> **WHAT YOU SHOULD DO**: List all the lines in these records that hold "upward".

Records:
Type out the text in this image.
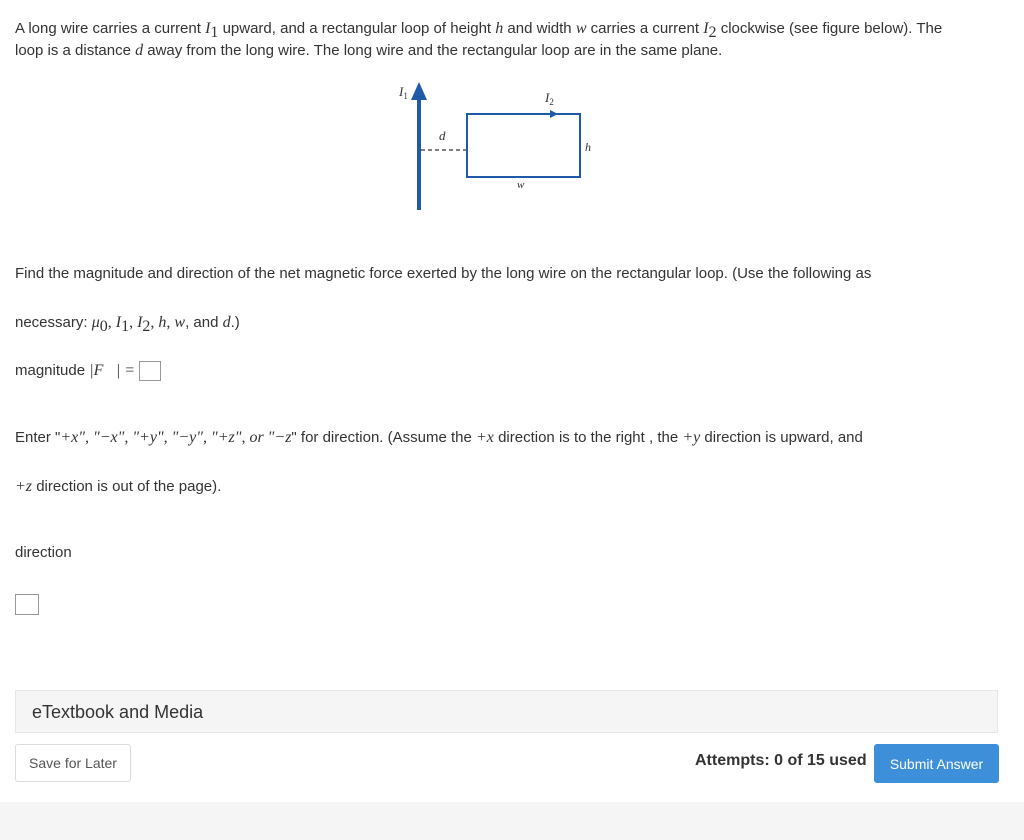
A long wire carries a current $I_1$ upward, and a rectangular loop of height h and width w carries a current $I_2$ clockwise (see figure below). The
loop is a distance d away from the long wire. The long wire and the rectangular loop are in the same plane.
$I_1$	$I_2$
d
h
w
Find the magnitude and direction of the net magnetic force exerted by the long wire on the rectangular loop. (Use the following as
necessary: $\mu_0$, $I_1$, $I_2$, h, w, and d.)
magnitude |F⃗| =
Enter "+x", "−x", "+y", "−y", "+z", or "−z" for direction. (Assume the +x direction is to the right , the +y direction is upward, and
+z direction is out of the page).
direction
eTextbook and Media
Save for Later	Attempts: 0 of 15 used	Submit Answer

--

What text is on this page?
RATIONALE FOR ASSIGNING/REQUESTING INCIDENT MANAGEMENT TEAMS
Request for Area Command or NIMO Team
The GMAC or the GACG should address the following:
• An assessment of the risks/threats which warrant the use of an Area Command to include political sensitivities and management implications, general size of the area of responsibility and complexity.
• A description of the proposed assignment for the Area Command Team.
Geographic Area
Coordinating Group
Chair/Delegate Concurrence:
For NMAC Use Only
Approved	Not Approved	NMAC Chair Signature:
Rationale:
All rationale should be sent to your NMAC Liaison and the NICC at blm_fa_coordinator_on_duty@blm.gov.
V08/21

> **EXERCISE RESPONSE**:
A long wire carries a current $I_1$ upward, and a rectangular loop of height h and width w carries a current $I_2$ clockwise (see figure below). The
Enter "+x", "−x", "+y", "−y", "+z", or "−z" for direction. (Assume the +x direction is to the right , the +y direction is upward, and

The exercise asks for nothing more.